§ **EXERCISE BRIEF**
Copy everything in the listing below word for word, apart from any images.

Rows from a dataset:
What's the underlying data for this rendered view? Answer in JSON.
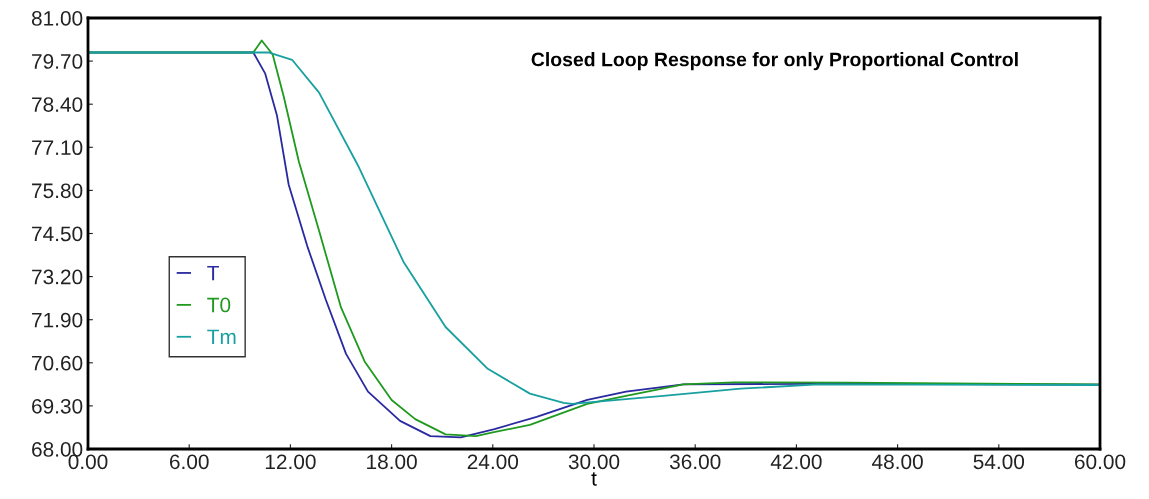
{
  "chart_data": {
    "type": "line",
    "title": "Closed Loop Response for only Proportional Control",
    "xlabel": "t",
    "xlim": [
      0,
      60
    ],
    "xticks": [
      {
        "value": 0,
        "label": "0.00"
      },
      {
        "value": 6,
        "label": "6.00"
      },
      {
        "value": 12,
        "label": "12.00"
      },
      {
        "value": 18,
        "label": "18.00"
      },
      {
        "value": 24,
        "label": "24.00"
      },
      {
        "value": 30,
        "label": "30.00"
      },
      {
        "value": 36,
        "label": "36.00"
      },
      {
        "value": 42,
        "label": "42.00"
      },
      {
        "value": 48,
        "label": "48.00"
      },
      {
        "value": 54,
        "label": "54.00"
      },
      {
        "value": 60,
        "label": "60.00"
      }
    ],
    "ylim": [
      68,
      81
    ],
    "yticks": [
      {
        "value": 68,
        "label": "68.00"
      },
      {
        "value": 69.3,
        "label": "69.30"
      },
      {
        "value": 70.6,
        "label": "70.60"
      },
      {
        "value": 71.9,
        "label": "71.90"
      },
      {
        "value": 73.2,
        "label": "73.20"
      },
      {
        "value": 74.5,
        "label": "74.50"
      },
      {
        "value": 75.8,
        "label": "75.80"
      },
      {
        "value": 77.1,
        "label": "77.10"
      },
      {
        "value": 78.4,
        "label": "78.40"
      },
      {
        "value": 79.7,
        "label": "79.70"
      },
      {
        "value": 81,
        "label": "81.00"
      }
    ],
    "grid": false,
    "legend": "left",
    "marker": "none",
    "line_style": "solid",
    "series": [
      {
        "name": "T",
        "color": "#2a2aa0",
        "x": [
          0,
          9.8,
          10.5,
          11.2,
          11.9,
          13.0,
          14.1,
          15.3,
          16.6,
          18.5,
          20.3,
          22.1,
          24.1,
          26.6,
          29.6,
          31.9,
          35.3,
          45,
          60
        ],
        "values": [
          79.96,
          79.96,
          79.33,
          78.07,
          75.97,
          74.12,
          72.5,
          70.87,
          69.73,
          68.85,
          68.39,
          68.35,
          68.6,
          68.97,
          69.48,
          69.73,
          69.95,
          69.97,
          69.94
        ]
      },
      {
        "name": "T0",
        "color": "#1f9a1f",
        "x": [
          0,
          9.8,
          10.3,
          10.95,
          11.6,
          12.5,
          13.7,
          15.0,
          16.4,
          18.0,
          19.4,
          21.2,
          23.0,
          24.0,
          26.2,
          29.6,
          31.9,
          35.3,
          38.3,
          45,
          60
        ],
        "values": [
          79.96,
          79.96,
          80.32,
          79.9,
          78.64,
          76.67,
          74.58,
          72.27,
          70.64,
          69.48,
          68.9,
          68.44,
          68.39,
          68.5,
          68.73,
          69.36,
          69.6,
          69.95,
          70.01,
          70.0,
          69.95
        ]
      },
      {
        "name": "Tm",
        "color": "#18a0a0",
        "x": [
          0,
          10.7,
          12.1,
          13.7,
          16.0,
          18.7,
          21.2,
          23.7,
          26.2,
          28.2,
          28.7,
          34.1,
          38.7,
          43.3,
          60
        ],
        "values": [
          79.96,
          79.96,
          79.74,
          78.75,
          76.56,
          73.65,
          71.68,
          70.42,
          69.67,
          69.39,
          69.36,
          69.6,
          69.82,
          69.95,
          69.93
        ]
      }
    ]
  }
}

§ **ANSWER**
What's the underlying data for this rendered view? Answer in JSON.
{
  "chart_data": {
    "type": "line",
    "title": "Closed Loop Response for only Proportional Control",
    "xlabel": "t",
    "xlim": [
      0,
      60
    ],
    "xticks": [
      {
        "value": 0,
        "label": "0.00"
      },
      {
        "value": 6,
        "label": "6.00"
      },
      {
        "value": 12,
        "label": "12.00"
      },
      {
        "value": 18,
        "label": "18.00"
      },
      {
        "value": 24,
        "label": "24.00"
      },
      {
        "value": 30,
        "label": "30.00"
      },
      {
        "value": 36,
        "label": "36.00"
      },
      {
        "value": 42,
        "label": "42.00"
      },
      {
        "value": 48,
        "label": "48.00"
      },
      {
        "value": 54,
        "label": "54.00"
      },
      {
        "value": 60,
        "label": "60.00"
      }
    ],
    "ylim": [
      68,
      81
    ],
    "yticks": [
      {
        "value": 68,
        "label": "68.00"
      },
      {
        "value": 69.3,
        "label": "69.30"
      },
      {
        "value": 70.6,
        "label": "70.60"
      },
      {
        "value": 71.9,
        "label": "71.90"
      },
      {
        "value": 73.2,
        "label": "73.20"
      },
      {
        "value": 74.5,
        "label": "74.50"
      },
      {
        "value": 75.8,
        "label": "75.80"
      },
      {
        "value": 77.1,
        "label": "77.10"
      },
      {
        "value": 78.4,
        "label": "78.40"
      },
      {
        "value": 79.7,
        "label": "79.70"
      },
      {
        "value": 81,
        "label": "81.00"
      }
    ],
    "grid": false,
    "legend": "left",
    "marker": "none",
    "line_style": "solid",
    "series": [
      {
        "name": "T",
        "color": "#2a2aa0",
        "x": [
          0,
          9.8,
          10.5,
          11.2,
          11.9,
          13.0,
          14.1,
          15.3,
          16.6,
          18.5,
          20.3,
          22.1,
          24.1,
          26.6,
          29.6,
          31.9,
          35.3,
          45,
          60
        ],
        "values": [
          79.96,
          79.96,
          79.33,
          78.07,
          75.97,
          74.12,
          72.5,
          70.87,
          69.73,
          68.85,
          68.39,
          68.35,
          68.6,
          68.97,
          69.48,
          69.73,
          69.95,
          69.97,
          69.94
        ]
      },
      {
        "name": "T0",
        "color": "#1f9a1f",
        "x": [
          0,
          9.8,
          10.3,
          10.95,
          11.6,
          12.5,
          13.7,
          15.0,
          16.4,
          18.0,
          19.4,
          21.2,
          23.0,
          24.0,
          26.2,
          29.6,
          31.9,
          35.3,
          38.3,
          45,
          60
        ],
        "values": [
          79.96,
          79.96,
          80.32,
          79.9,
          78.64,
          76.67,
          74.58,
          72.27,
          70.64,
          69.48,
          68.9,
          68.44,
          68.39,
          68.5,
          68.73,
          69.36,
          69.6,
          69.95,
          70.01,
          70.0,
          69.95
        ]
      },
      {
        "name": "Tm",
        "color": "#18a0a0",
        "x": [
          0,
          10.7,
          12.1,
          13.7,
          16.0,
          18.7,
          21.2,
          23.7,
          26.2,
          28.2,
          28.7,
          34.1,
          38.7,
          43.3,
          60
        ],
        "values": [
          79.96,
          79.96,
          79.74,
          78.75,
          76.56,
          73.65,
          71.68,
          70.42,
          69.67,
          69.39,
          69.36,
          69.6,
          69.82,
          69.95,
          69.93
        ]
      }
    ]
  }
}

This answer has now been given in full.